● **Podany fragment**
Ja używam -Os od zawsze i niejeden mógłby mi pozazdrościć szybkości systemu..

Więc IMO - bzdury pleciesz.

----------

## mbar

Całe szczęście że IYO!

Generalnie z -Os nie powinno być problemu, ale osobiście dwa razy stawiałem Gentoo z -Os i po dwóch trzech miesiącach i aktualizacjach szlag go trafiał. Ostatnio się sypnęło tutaj: https://forums.gentoo.org/viewtopic-p-3669175-highlight-.html#3669175 (możesz przewinąć stronę wcześniej). Nigdy więcej -Os, nie warto się męczyć dla tych kilku MB zaoszczędzonych na dysku.

----------

## pancurski

dzieki za dotychczasowe odpowiedzi, zastanawiam sie czy moze winne byc stare gcc w wersji 3.4.6

----------

## Belliash

to portage nie jest zrobione w pythonie?  :Shocked: 

a ja myslalem ze cflagi nie maja wplywu na portage... kurde jak ten postep zapieprza w dzisiejszyc hczasach  :Cool: 

----------

## mbar

a interpreter pythona to czym kompilujesz? może nie gcc? jeśli do interpretera wejdzie "słaby" kod, to i portage może słabo chodzić.

----------

## Belliash

to niech przekompilujepajtona z -O2 i zobaczy czy pomoze  :Wink: 

a tab apropo, co sadicie o -O2s?

----------

## KeyBi

 *mbar wrote:*   

> ale osobiście dwa razy stawiałem Gentoo z -Os i po dwóch trzech miesiącach i aktualizacjach szlag go trafiał.

(Zapisane wpisy)
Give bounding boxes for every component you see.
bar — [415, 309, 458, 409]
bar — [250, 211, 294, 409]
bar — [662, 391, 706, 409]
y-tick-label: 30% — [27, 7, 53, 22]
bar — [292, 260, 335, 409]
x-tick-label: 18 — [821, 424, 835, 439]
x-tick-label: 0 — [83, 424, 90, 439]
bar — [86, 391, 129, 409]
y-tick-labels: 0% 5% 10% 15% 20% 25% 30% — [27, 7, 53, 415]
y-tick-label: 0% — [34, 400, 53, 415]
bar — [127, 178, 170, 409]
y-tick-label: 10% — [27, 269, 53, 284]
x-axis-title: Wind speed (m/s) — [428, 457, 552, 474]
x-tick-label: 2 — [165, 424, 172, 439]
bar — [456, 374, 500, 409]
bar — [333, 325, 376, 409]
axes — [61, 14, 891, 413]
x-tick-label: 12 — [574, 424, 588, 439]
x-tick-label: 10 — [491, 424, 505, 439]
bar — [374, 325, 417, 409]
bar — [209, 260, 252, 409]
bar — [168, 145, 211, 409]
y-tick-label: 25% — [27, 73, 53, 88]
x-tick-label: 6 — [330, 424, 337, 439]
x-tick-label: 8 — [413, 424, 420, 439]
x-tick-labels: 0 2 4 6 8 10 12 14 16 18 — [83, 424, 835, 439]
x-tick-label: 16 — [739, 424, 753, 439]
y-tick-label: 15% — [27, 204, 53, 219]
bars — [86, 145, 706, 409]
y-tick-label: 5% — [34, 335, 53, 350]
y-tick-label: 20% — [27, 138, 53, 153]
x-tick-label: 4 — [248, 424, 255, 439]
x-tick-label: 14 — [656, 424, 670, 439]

● **Zadanie 1**
Oceń, czy stwierdzenia (a), (b) i (c) zgadzają się z fragmentem o fladze -Os, i przy każdym odpowiedz „tak” lub „nie”, cytując dosłownie rozstrzygające słowa fragmentu. (a) mbar dwukrotnie instalował Gentoo z -Os i po kilku miesiącach system się psuł. (b) pancurski podejrzewa, że winne może być gcc w wersji 4.1. (c) Według mbar oszczędność miejsca na dysku dzięki -Os jest warta wysiłku.
● **Zadanie 2**
Proszę przepisać bez żadnych zmian wszystkie wiersze spod nagłówka „Zapisane wpisy”.
Wiersze nie mają żadnego związku z fragmentem.

● **Wynik 1**
(a) Tak: „osobiście dwa razy stawiałem Gentoo z -Os i po dwóch trzech miesiącach i aktualizacjach szlag go trafiał”.
(b) Nie: „zastanawiam sie czy moze winne byc stare gcc w wersji 3.4.6”.
(c) Nie: „Nigdy więcej -Os, nie warto się męczyć dla tych kilku MB zaoszczędzonych na dysku.”

● **Wynik 2**
Give bounding boxes for every component you see.
bar — [415, 309, 458, 409]
bar — [250, 211, 294, 409]
bar — [662, 391, 706, 409]
y-tick-label: 30% — [27, 7, 53, 22]
bar — [292, 260, 335, 409]
x-tick-label: 18 — [821, 424, 835, 439]
x-tick-label: 0 — [83, 424, 90, 439]
bar — [86, 391, 129, 409]
y-tick-labels: 0% 5% 10% 15% 20% 25% 30% — [27, 7, 53, 415]
y-tick-label: 0% — [34, 400, 53, 415]
bar — [127, 178, 170, 409]
y-tick-label: 10% — [27, 269, 53, 284]
x-axis-title: Wind speed (m/s) — [428, 457, 552, 474]
x-tick-label: 2 — [165, 424, 172, 439]
bar — [456, 374, 500, 409]
bar — [333, 325, 376, 409]
axes — [61, 14, 891, 413]
x-tick-label: 12 — [574, 424, 588, 439]
x-tick-label: 10 — [491, 424, 505, 439]
bar — [374, 325, 417, 409]
bar — [209, 260, 252, 409]
bar — [168, 145, 211, 409]
y-tick-label: 25% — [27, 73, 53, 88]
x-tick-label: 6 — [330, 424, 337, 439]
x-tick-label: 8 — [413, 424, 420, 439]
x-tick-labels: 0 2 4 6 8 10 12 14 16 18 — [83, 424, 835, 439]
x-tick-label: 16 — [739, 424, 753, 439]
y-tick-label: 15% — [27, 204, 53, 219]
bars — [86, 145, 706, 409]
y-tick-label: 5% — [34, 335, 53, 350]
y-tick-label: 20% — [27, 138, 53, 153]
x-tick-label: 4 — [248, 424, 255, 439]
x-tick-label: 14 — [656, 424, 670, 439]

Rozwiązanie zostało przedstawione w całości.